STATED EXERCISE → Extract all lines that hold "dashed" from the records below.

──────── SUPPLIED DATA

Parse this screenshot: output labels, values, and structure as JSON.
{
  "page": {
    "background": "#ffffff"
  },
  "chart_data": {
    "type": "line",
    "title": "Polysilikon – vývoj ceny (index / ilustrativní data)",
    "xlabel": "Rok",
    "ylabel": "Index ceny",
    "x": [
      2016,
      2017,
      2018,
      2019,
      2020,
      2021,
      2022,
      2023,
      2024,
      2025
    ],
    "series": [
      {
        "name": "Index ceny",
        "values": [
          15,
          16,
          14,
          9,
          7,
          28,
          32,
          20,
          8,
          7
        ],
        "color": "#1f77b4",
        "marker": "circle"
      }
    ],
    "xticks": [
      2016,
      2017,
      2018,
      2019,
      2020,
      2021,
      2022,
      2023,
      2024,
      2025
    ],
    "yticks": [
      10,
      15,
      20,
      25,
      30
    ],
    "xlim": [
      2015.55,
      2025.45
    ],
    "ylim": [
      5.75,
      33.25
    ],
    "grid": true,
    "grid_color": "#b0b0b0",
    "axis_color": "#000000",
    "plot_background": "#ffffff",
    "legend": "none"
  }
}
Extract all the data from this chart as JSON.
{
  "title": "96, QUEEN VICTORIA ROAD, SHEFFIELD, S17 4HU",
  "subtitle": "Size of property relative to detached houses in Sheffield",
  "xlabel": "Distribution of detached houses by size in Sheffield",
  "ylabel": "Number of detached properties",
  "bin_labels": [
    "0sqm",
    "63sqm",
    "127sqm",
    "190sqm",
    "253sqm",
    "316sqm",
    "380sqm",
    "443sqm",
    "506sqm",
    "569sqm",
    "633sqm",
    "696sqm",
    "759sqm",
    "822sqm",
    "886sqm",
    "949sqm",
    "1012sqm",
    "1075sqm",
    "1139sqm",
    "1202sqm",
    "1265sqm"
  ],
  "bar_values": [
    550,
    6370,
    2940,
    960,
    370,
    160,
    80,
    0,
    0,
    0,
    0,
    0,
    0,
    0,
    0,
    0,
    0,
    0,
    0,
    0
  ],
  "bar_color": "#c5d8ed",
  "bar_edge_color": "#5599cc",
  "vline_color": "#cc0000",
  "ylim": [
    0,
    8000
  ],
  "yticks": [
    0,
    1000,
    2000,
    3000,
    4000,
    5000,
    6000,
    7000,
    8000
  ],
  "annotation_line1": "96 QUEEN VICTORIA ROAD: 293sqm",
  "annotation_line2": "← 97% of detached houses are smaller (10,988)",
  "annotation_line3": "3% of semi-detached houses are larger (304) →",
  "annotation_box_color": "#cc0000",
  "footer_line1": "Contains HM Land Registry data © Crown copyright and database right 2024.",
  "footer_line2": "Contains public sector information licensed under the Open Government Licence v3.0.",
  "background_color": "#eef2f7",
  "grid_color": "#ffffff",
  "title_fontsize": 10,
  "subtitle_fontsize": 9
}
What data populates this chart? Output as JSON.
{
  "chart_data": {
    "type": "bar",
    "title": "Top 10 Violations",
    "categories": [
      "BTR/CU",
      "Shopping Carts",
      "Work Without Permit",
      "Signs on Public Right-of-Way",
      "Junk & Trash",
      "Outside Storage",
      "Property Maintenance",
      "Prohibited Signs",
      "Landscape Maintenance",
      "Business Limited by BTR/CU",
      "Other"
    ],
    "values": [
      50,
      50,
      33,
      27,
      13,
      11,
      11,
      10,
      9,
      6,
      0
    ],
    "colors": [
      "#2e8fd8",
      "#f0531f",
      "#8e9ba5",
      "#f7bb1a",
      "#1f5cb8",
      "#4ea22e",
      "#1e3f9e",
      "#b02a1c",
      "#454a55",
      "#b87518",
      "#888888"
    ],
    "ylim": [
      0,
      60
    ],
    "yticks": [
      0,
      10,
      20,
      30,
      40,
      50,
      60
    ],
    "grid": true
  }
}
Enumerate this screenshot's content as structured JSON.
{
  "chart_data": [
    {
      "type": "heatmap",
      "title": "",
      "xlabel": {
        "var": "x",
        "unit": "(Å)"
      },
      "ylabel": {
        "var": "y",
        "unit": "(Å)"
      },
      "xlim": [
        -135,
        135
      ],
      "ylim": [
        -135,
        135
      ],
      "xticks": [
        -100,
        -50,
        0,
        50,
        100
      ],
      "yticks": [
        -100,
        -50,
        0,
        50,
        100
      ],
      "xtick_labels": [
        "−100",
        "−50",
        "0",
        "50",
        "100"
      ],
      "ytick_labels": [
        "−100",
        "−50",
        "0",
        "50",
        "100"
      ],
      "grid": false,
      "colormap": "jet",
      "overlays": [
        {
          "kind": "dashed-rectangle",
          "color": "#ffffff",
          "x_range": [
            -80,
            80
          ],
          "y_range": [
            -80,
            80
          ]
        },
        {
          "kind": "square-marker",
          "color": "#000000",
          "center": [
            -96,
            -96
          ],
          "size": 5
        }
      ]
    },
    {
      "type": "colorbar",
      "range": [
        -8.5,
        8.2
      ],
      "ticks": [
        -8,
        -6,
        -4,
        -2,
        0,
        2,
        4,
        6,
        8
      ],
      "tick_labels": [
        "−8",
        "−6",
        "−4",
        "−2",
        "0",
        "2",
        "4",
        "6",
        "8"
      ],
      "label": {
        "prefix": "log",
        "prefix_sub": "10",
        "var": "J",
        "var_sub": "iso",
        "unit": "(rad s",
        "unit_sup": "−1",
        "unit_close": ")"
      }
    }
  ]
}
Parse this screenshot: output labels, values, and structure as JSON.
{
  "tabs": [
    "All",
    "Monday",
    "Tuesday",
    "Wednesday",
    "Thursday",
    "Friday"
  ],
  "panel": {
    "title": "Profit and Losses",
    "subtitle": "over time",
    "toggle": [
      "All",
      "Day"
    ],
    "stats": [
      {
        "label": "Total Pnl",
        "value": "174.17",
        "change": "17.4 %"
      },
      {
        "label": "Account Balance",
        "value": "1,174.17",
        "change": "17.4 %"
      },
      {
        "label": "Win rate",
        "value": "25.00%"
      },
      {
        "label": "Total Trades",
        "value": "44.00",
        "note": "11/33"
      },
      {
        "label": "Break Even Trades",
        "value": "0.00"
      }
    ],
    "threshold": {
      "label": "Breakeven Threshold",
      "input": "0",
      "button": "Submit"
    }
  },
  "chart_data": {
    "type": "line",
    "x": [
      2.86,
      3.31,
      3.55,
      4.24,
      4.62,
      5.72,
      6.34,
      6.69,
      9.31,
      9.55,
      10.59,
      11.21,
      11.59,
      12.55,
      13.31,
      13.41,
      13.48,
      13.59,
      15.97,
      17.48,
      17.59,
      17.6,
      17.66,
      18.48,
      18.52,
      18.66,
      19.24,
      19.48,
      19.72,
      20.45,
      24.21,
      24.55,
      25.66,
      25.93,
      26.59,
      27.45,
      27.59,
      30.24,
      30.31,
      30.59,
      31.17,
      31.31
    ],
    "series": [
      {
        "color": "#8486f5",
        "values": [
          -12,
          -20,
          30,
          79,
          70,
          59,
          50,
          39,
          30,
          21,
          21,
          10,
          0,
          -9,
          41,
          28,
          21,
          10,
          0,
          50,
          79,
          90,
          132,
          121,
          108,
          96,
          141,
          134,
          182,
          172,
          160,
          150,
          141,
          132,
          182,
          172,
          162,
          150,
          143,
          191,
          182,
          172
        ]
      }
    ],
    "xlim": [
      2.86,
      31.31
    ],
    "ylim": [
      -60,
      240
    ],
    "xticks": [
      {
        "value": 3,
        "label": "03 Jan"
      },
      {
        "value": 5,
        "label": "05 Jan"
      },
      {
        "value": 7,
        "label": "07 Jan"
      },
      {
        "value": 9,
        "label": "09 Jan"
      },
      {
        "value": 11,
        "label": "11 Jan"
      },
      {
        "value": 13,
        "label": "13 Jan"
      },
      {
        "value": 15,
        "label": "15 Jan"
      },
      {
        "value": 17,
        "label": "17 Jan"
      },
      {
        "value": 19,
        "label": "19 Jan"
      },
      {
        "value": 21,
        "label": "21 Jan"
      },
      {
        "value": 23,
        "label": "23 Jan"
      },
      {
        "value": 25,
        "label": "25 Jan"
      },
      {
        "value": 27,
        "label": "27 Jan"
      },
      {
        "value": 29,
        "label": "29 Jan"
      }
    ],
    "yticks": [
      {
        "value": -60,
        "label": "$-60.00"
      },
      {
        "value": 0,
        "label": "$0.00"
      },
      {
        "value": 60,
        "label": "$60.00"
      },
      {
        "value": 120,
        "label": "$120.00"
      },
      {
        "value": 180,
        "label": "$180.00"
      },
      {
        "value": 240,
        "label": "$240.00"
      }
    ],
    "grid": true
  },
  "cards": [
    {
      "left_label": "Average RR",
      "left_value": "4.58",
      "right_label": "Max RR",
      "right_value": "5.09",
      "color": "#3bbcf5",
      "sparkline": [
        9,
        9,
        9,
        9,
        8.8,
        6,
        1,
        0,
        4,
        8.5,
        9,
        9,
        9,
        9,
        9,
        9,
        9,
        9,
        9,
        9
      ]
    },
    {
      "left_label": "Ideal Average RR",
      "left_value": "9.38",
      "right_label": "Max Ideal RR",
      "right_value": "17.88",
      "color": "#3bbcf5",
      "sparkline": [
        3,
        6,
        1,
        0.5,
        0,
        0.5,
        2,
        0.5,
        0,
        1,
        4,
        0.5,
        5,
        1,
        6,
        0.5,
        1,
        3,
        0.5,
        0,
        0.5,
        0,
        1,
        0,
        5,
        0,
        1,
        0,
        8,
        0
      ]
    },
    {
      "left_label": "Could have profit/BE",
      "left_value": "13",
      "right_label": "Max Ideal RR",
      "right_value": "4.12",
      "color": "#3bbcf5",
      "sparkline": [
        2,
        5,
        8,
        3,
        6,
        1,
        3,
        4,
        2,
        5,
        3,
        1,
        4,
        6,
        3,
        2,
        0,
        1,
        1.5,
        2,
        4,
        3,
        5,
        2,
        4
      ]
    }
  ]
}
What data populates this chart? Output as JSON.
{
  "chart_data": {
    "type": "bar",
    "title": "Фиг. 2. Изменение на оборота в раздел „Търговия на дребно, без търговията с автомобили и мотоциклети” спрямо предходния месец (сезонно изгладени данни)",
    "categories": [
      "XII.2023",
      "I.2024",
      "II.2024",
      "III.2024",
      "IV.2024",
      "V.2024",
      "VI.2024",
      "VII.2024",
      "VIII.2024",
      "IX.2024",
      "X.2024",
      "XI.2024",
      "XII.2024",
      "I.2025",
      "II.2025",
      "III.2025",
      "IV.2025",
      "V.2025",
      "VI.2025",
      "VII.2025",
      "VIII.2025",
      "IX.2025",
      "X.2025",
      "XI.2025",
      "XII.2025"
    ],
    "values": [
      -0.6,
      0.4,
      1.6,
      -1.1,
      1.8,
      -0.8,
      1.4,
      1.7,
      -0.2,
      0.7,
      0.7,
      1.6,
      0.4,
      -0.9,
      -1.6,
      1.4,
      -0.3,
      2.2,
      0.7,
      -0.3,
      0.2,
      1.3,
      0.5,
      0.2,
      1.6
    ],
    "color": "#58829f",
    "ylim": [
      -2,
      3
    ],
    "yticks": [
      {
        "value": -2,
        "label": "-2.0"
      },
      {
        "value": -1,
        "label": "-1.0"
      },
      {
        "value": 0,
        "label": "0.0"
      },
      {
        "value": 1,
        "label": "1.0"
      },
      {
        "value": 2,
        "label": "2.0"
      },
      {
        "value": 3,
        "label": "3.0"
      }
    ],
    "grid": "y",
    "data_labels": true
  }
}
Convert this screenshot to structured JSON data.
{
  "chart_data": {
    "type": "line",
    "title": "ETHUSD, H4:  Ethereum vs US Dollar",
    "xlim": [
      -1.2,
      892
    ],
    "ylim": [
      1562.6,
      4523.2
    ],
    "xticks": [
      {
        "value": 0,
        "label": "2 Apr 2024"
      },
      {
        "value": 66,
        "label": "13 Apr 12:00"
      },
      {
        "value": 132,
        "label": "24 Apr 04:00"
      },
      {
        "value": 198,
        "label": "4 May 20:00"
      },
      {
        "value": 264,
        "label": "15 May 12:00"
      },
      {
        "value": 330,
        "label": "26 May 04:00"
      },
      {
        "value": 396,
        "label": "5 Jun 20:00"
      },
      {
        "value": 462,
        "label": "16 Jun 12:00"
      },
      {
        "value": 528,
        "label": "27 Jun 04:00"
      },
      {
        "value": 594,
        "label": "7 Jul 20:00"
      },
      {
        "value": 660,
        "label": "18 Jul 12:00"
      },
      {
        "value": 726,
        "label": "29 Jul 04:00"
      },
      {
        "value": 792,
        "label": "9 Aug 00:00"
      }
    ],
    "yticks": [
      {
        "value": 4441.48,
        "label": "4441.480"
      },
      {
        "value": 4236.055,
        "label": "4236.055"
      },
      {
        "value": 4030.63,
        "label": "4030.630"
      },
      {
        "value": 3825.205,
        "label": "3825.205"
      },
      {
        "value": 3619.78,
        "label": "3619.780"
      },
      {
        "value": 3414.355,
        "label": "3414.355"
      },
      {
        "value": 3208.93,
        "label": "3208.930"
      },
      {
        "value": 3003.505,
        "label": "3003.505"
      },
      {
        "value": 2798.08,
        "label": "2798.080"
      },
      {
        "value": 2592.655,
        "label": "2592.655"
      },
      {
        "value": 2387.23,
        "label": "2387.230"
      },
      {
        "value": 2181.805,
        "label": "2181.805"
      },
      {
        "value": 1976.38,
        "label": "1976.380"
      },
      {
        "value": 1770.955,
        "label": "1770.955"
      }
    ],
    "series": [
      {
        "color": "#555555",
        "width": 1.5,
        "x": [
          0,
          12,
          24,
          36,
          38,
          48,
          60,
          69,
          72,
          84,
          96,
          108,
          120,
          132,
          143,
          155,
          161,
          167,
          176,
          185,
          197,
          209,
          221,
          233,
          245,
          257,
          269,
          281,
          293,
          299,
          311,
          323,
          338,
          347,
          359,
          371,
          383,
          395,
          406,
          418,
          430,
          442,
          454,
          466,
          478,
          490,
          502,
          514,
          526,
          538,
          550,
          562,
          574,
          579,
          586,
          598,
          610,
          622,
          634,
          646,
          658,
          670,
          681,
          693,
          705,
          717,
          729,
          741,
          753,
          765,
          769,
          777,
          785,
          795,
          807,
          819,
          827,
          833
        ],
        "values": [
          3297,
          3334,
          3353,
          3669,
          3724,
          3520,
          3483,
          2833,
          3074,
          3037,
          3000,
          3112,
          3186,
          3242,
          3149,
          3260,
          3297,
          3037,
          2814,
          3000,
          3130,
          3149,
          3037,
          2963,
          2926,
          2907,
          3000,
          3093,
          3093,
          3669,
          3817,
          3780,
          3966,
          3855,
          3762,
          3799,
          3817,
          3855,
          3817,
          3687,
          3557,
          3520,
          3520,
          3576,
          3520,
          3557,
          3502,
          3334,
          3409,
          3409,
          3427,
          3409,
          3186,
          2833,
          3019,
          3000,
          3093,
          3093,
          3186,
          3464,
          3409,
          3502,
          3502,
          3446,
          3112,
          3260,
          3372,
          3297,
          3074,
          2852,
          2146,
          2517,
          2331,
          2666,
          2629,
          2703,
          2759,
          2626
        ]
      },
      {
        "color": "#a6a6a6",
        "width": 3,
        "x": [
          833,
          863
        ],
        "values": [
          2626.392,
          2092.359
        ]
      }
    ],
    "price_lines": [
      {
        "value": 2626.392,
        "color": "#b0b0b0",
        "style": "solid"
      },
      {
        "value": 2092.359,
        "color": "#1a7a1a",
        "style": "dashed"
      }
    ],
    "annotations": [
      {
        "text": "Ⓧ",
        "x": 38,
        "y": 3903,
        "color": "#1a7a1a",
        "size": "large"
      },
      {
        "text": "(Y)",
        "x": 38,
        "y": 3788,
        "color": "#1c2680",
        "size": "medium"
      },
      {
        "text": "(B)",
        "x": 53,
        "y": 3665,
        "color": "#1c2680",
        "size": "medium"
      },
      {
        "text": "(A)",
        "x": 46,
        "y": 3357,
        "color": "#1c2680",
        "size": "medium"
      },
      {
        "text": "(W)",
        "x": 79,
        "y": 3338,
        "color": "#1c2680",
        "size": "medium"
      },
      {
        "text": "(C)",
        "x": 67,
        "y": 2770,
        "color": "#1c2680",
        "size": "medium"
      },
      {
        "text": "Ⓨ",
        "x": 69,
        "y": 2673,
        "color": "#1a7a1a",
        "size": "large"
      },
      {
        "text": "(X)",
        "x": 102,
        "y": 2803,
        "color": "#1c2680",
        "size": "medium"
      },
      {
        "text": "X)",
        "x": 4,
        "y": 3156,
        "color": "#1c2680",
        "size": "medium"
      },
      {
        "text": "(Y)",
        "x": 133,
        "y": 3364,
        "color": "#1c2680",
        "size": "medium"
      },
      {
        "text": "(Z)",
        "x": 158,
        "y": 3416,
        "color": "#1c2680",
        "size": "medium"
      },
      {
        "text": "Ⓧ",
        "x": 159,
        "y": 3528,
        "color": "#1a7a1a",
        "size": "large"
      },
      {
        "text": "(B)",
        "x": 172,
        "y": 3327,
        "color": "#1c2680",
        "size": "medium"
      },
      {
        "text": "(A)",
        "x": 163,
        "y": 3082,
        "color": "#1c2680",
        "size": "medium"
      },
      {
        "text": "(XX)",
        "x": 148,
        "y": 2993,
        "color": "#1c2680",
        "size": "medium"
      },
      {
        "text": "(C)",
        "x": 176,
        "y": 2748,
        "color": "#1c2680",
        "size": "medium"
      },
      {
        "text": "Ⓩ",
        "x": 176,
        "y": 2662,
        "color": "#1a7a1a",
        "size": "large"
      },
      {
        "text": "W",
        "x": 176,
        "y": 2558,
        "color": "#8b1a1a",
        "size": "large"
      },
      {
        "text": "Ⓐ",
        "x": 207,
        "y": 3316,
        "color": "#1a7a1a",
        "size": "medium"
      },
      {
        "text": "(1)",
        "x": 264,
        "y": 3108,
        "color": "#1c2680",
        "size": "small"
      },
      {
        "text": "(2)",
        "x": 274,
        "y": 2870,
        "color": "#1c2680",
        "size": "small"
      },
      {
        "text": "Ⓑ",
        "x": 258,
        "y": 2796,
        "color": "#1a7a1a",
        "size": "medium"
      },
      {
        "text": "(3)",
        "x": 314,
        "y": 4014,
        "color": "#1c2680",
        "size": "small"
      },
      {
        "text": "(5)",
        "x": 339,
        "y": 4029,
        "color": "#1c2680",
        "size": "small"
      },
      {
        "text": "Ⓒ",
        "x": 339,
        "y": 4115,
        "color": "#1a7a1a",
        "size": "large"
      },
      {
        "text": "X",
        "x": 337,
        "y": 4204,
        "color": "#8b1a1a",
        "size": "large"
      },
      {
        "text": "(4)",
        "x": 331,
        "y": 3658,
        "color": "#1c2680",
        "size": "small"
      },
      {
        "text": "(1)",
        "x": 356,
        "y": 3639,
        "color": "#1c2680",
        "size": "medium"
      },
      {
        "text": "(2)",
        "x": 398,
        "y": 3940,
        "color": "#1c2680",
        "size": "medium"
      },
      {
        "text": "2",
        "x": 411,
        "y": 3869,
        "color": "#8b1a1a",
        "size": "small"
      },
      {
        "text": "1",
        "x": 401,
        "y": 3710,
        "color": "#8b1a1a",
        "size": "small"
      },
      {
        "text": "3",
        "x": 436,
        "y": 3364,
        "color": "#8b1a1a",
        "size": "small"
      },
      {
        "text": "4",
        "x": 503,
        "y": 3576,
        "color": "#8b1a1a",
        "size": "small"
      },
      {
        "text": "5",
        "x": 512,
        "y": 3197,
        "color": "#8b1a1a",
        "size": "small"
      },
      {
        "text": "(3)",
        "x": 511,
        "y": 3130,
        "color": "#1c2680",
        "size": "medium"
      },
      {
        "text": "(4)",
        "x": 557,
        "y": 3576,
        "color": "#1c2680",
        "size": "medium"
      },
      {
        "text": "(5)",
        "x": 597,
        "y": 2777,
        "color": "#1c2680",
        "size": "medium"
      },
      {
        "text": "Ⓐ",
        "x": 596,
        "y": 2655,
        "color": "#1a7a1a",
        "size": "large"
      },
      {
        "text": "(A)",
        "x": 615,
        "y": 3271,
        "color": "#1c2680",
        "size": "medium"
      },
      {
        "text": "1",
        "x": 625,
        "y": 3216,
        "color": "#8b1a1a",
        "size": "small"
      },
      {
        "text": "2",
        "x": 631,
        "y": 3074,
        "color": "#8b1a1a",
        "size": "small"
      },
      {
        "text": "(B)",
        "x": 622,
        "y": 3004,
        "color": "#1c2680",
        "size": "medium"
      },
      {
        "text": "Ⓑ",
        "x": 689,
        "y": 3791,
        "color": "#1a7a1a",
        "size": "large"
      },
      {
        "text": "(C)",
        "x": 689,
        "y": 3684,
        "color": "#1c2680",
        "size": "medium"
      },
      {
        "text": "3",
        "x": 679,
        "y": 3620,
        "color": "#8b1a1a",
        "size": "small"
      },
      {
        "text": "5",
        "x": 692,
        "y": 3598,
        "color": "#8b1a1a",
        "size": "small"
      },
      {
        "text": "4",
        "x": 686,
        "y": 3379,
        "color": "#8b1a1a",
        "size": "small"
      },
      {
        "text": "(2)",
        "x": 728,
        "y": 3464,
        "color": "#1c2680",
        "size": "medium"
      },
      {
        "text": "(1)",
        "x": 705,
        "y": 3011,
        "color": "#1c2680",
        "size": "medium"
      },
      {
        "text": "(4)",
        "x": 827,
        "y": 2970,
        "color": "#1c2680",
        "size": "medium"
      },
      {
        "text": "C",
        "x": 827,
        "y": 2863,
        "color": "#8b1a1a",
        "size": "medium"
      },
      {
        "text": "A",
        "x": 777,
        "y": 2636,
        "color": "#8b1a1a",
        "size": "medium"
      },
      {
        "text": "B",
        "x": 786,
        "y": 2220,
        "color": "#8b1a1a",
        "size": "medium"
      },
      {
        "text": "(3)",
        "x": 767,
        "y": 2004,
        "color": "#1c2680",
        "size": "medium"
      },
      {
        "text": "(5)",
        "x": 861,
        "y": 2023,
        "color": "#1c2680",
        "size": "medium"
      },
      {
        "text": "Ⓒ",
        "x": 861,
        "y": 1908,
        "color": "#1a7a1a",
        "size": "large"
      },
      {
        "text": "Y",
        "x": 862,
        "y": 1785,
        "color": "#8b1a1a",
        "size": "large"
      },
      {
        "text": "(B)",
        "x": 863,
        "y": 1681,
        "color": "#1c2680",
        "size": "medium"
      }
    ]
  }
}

────────────────

SOLUTION TO THE EXERCISE →
          "kind": "dashed-rectangle",
        "style": "dashed"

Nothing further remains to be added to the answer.